> Excerpted records
——

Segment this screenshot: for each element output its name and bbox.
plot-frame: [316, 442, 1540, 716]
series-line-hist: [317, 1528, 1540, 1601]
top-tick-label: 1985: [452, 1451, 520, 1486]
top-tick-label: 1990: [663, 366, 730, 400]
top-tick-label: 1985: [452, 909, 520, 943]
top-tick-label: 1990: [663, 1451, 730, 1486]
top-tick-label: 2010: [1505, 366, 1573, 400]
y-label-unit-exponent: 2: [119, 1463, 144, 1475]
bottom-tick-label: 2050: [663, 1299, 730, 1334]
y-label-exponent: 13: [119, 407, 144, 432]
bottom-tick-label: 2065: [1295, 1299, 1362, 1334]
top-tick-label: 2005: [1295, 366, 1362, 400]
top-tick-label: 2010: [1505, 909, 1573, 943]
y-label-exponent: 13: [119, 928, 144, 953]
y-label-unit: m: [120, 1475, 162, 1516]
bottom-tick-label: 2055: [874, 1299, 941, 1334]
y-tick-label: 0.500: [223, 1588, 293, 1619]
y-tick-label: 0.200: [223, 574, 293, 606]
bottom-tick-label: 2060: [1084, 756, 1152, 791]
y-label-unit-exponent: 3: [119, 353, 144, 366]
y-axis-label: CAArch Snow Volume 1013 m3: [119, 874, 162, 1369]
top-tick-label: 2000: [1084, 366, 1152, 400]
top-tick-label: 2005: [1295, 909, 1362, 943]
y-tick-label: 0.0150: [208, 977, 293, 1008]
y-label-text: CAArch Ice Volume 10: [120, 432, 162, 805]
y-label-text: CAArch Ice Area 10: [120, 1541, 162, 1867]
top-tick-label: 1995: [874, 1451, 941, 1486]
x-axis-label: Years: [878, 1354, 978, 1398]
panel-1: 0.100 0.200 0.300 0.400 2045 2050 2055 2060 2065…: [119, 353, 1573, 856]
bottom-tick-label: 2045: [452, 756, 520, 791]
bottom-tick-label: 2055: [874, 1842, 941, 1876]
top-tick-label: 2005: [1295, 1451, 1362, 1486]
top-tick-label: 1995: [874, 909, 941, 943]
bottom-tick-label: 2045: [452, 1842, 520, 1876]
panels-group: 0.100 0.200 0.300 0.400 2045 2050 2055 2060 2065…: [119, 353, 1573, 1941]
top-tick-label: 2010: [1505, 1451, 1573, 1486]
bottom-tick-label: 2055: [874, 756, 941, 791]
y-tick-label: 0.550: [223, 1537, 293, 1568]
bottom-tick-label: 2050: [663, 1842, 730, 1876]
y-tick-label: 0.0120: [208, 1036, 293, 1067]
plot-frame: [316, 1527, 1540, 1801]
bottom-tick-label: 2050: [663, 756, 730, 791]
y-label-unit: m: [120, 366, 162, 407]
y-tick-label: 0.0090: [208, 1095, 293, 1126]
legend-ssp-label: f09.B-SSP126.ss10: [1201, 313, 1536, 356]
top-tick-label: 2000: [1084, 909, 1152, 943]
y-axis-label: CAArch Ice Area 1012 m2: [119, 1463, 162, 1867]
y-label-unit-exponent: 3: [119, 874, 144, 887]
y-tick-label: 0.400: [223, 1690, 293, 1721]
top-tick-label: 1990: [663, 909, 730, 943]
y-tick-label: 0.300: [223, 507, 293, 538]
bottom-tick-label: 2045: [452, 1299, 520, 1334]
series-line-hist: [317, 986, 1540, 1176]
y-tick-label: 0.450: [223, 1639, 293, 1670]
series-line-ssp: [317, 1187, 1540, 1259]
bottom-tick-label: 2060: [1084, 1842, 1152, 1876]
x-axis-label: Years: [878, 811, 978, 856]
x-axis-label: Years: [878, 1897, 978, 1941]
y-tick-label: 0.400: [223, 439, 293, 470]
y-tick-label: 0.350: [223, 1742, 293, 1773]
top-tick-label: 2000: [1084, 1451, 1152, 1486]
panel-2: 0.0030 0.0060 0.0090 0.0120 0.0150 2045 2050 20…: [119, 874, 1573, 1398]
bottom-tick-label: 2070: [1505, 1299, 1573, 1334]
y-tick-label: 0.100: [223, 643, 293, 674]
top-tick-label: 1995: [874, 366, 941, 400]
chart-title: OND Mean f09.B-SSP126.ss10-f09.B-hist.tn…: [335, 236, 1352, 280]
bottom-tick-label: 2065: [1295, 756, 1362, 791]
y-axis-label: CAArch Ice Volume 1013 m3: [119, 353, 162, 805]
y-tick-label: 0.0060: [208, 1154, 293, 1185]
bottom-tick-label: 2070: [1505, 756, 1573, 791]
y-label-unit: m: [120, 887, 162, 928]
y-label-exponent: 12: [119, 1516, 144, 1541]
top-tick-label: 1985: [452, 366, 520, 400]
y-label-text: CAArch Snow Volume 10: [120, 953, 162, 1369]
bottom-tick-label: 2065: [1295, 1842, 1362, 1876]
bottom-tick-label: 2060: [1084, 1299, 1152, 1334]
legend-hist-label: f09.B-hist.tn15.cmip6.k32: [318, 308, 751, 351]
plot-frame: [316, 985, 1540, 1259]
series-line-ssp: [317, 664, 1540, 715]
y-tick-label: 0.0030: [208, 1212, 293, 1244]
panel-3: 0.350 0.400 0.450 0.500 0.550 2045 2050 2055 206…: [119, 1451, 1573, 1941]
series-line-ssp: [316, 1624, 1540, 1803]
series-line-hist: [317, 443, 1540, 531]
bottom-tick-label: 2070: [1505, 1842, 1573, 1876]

——

Reproduce the items word for word, from the first line down to and including the line that contains "top-tick-label: 1985: [452, 909, 520, 943]".

> Expected output
Segment this screenshot: for each element output its name and bbox.
plot-frame: [316, 442, 1540, 716]
series-line-hist: [317, 1528, 1540, 1601]
top-tick-label: 1985: [452, 1451, 520, 1486]
top-tick-label: 1990: [663, 366, 730, 400]
top-tick-label: 1985: [452, 909, 520, 943]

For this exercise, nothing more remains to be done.